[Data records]
+ + + + + + +

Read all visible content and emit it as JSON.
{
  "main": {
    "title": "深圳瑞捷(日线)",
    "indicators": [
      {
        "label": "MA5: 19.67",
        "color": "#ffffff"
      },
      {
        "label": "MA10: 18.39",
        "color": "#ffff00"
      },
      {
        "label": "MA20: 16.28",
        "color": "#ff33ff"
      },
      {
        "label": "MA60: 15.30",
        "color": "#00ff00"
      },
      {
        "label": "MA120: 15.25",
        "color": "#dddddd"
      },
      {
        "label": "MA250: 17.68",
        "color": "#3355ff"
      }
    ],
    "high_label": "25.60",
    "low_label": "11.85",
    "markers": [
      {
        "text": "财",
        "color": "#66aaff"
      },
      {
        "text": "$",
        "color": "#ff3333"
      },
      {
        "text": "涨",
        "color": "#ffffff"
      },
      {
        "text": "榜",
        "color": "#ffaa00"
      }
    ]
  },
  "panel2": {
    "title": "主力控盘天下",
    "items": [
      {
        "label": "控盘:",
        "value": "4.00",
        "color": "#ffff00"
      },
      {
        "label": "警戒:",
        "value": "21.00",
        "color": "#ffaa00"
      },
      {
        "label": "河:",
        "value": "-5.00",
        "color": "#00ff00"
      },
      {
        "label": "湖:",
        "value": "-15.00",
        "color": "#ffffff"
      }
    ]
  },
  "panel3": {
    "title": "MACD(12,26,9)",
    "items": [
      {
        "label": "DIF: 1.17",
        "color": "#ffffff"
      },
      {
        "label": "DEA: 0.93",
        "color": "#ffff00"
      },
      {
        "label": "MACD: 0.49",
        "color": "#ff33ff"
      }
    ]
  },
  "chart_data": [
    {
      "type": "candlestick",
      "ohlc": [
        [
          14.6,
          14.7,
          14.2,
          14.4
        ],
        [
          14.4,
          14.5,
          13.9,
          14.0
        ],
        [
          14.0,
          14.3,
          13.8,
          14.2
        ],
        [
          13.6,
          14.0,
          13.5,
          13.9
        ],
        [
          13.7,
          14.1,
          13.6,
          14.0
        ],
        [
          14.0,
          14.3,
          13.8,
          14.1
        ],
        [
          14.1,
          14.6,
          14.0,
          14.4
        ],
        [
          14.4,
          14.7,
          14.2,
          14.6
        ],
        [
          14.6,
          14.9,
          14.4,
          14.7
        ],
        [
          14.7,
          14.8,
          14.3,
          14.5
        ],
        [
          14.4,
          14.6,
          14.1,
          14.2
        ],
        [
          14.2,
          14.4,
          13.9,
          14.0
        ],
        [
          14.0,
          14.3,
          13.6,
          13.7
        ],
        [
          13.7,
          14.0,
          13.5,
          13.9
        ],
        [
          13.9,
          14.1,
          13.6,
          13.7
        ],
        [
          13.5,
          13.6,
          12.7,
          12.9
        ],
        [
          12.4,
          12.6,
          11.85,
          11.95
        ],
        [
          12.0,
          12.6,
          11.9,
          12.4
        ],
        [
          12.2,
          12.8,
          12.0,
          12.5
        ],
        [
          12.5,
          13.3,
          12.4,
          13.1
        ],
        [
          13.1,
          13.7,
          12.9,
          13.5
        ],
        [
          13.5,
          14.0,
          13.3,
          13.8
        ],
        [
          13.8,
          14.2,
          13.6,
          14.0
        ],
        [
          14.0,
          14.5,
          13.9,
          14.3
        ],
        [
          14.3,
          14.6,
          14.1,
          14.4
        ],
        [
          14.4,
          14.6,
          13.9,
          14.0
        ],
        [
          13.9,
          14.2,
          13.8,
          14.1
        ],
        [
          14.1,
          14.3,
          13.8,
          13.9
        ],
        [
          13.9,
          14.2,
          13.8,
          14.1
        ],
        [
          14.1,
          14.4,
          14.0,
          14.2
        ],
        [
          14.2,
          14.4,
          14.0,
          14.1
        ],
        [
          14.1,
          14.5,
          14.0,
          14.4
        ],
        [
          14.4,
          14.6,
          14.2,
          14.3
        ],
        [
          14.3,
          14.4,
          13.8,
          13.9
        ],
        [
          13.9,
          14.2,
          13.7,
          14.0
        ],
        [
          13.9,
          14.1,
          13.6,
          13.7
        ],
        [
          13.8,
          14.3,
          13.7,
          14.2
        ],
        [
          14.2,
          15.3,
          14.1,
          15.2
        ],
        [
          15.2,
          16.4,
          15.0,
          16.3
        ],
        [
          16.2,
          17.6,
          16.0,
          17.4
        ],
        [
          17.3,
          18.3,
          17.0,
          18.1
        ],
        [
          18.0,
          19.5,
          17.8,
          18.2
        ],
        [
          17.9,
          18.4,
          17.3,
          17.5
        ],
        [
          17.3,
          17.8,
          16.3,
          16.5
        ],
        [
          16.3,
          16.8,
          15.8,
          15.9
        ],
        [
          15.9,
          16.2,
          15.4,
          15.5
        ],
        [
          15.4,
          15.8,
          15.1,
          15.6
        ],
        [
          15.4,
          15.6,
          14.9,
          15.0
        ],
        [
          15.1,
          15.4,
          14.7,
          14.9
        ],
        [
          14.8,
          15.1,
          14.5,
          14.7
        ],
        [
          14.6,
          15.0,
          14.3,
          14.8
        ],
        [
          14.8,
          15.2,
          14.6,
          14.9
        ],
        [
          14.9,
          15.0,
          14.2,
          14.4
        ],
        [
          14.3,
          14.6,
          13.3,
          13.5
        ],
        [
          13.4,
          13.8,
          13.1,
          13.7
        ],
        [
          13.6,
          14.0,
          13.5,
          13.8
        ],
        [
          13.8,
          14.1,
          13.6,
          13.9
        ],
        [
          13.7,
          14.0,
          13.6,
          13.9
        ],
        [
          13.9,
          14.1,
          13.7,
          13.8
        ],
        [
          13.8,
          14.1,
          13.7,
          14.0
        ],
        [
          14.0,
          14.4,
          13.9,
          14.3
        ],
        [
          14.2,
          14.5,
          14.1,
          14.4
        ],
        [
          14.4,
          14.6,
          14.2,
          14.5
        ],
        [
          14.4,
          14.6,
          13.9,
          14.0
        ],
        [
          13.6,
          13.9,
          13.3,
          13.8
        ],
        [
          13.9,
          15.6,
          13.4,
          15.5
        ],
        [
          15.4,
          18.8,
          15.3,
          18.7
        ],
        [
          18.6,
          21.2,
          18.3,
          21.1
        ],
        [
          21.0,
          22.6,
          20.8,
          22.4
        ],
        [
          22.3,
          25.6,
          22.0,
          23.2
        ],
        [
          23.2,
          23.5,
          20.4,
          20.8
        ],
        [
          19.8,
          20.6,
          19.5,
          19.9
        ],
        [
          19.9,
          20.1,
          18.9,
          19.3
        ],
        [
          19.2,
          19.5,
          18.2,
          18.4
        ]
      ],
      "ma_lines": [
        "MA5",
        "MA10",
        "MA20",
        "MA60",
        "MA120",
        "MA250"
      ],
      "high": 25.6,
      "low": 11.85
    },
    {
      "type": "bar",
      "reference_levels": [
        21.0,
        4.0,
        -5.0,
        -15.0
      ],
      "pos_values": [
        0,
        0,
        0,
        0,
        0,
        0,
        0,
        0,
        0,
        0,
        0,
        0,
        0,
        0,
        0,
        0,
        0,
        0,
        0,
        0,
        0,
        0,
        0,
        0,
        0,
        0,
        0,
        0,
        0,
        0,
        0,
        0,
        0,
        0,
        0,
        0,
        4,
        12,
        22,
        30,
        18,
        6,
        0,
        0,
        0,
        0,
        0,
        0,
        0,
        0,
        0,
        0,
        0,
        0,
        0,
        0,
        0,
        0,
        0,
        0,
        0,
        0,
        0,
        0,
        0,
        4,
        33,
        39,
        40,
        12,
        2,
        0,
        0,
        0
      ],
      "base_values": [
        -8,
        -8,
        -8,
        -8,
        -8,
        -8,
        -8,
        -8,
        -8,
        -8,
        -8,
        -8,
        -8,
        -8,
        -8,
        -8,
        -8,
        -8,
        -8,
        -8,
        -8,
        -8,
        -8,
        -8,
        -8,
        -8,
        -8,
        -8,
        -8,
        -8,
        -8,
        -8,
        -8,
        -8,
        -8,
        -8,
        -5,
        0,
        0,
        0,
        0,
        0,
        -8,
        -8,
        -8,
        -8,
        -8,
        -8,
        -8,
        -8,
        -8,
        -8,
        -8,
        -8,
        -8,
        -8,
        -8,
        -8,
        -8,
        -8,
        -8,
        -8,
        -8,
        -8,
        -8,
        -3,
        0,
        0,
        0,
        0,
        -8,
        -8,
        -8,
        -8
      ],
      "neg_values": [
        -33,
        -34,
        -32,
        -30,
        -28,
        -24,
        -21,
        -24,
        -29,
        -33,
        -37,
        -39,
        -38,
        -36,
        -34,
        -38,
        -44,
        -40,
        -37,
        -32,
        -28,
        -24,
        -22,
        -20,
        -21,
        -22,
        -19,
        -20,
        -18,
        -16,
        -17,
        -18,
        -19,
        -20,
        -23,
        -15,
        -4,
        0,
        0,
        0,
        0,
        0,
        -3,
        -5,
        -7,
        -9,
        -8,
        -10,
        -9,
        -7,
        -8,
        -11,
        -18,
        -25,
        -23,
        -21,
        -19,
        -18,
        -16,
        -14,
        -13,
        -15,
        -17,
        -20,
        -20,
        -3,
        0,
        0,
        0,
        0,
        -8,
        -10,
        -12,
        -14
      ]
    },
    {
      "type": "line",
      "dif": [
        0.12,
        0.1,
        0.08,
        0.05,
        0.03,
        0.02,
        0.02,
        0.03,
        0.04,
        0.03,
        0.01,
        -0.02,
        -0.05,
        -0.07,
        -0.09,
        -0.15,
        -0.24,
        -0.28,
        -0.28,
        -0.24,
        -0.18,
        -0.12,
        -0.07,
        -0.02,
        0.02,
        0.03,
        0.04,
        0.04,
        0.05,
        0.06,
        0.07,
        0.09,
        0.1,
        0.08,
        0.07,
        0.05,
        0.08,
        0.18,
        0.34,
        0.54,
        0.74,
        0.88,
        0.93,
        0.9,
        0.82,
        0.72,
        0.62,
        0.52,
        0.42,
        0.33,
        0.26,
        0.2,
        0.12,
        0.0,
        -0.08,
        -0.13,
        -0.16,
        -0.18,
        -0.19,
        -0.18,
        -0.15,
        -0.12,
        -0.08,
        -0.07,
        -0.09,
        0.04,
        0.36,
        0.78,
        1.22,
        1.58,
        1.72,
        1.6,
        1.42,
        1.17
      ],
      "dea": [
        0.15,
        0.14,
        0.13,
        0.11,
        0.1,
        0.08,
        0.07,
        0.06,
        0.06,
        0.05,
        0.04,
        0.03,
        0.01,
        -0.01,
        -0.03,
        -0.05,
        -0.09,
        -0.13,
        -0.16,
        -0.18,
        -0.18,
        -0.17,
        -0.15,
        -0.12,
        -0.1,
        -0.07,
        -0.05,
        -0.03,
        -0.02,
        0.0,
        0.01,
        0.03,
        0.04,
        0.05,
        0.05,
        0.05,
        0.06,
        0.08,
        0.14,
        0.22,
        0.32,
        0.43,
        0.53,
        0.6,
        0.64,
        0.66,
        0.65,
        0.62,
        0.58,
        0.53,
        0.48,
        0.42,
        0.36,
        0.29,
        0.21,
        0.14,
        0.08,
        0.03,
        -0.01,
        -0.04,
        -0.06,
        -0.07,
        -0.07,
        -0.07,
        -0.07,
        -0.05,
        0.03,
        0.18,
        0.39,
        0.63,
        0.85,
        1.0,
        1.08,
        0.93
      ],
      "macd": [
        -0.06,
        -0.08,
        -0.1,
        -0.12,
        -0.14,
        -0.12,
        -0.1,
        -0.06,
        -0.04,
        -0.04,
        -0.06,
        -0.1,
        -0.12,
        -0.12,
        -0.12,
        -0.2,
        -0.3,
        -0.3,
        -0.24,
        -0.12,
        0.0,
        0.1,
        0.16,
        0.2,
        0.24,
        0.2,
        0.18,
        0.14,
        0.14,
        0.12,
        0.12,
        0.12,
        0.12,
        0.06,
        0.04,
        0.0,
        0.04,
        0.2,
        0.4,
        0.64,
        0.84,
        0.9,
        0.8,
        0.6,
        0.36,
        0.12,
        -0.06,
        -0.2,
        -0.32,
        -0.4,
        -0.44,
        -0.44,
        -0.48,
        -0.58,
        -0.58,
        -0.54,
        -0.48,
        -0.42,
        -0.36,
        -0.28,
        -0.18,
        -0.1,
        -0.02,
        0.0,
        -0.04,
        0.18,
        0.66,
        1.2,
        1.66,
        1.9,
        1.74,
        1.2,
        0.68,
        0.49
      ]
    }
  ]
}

+ + + + + + +

What to work on ::
Copy each line of the records above that carries the word "title".

Result for this task ::
    "title": "深圳瑞捷(日线)",
    "title": "主力控盘天下",
    "title": "MACD(12,26,9)",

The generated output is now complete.